--- RECORDS SUPPLIED ---

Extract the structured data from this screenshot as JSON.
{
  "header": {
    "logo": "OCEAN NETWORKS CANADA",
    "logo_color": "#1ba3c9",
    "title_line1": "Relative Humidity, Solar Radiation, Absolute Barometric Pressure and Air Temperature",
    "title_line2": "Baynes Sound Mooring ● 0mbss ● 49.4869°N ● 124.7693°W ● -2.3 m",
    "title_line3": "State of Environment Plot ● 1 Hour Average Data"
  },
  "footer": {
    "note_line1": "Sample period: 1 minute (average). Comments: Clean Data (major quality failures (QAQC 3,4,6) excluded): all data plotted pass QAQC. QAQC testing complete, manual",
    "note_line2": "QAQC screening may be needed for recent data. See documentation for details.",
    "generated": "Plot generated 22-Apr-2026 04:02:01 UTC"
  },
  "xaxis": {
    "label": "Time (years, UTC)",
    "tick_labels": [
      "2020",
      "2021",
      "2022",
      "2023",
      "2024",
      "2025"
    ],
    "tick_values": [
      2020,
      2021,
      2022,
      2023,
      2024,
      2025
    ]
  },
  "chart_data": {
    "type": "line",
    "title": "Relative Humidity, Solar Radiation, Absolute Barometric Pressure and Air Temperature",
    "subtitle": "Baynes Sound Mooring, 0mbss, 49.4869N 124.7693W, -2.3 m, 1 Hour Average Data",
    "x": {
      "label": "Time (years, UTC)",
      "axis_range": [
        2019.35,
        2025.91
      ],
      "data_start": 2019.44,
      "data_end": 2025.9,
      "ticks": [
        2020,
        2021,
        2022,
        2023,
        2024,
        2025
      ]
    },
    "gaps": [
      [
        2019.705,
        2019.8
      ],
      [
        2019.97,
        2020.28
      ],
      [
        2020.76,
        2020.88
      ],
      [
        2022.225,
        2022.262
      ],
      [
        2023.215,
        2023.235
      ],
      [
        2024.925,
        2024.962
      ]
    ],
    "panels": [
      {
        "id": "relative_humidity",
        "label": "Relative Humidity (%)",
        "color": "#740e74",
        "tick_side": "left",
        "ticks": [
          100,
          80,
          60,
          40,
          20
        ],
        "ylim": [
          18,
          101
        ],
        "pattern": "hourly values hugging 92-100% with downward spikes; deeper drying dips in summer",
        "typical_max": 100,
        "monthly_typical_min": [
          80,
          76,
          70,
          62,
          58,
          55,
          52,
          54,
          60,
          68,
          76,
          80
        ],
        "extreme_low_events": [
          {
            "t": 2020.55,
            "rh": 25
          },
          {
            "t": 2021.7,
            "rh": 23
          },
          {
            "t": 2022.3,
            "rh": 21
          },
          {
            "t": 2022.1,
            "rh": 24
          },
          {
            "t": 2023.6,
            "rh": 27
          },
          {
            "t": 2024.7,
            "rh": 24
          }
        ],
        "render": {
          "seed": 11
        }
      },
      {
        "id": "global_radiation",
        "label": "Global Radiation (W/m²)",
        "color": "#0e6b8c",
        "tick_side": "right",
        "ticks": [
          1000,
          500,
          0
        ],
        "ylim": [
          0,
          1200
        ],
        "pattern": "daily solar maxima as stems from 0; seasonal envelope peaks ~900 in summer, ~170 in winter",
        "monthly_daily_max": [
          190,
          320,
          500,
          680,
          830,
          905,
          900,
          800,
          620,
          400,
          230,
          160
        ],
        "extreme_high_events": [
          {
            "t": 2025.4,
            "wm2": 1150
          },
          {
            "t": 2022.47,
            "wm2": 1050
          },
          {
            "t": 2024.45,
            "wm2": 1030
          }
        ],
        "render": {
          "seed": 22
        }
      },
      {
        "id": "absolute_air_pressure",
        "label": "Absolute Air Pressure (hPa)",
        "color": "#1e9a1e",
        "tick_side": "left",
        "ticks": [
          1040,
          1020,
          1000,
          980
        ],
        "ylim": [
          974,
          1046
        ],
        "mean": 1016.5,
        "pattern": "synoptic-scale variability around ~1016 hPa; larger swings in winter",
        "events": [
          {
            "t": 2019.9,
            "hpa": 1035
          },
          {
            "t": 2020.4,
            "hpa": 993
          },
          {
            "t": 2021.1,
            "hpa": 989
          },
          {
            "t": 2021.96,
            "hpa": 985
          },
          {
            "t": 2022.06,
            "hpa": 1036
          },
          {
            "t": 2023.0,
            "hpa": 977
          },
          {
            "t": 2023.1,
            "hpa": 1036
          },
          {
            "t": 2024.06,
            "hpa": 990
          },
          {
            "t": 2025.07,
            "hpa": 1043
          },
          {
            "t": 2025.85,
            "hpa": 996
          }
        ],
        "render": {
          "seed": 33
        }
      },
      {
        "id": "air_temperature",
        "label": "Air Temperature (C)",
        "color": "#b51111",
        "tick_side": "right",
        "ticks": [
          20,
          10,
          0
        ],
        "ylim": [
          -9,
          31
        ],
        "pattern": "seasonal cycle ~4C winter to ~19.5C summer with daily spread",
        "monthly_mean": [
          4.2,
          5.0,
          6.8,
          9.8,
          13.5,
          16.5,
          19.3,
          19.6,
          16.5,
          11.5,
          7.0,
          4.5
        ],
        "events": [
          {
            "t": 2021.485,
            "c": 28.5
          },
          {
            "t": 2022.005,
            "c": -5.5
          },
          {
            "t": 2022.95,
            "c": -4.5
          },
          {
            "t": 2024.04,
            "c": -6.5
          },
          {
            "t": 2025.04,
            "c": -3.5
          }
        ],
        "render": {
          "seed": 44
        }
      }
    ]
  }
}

---

GIVEN TASK | Find each line holding the string "Baynes" and copy it out.

ANSWER FOR THIS EXERCISE |
    "title_line2": "Baynes Sound Mooring ● 0mbss ● 49.4869°N ● 124.7693°W ● -2.3 m",
    "subtitle": "Baynes Sound Mooring, 0mbss, 49.4869N 124.7693W, -2.3 m, 1 Hour Average Data",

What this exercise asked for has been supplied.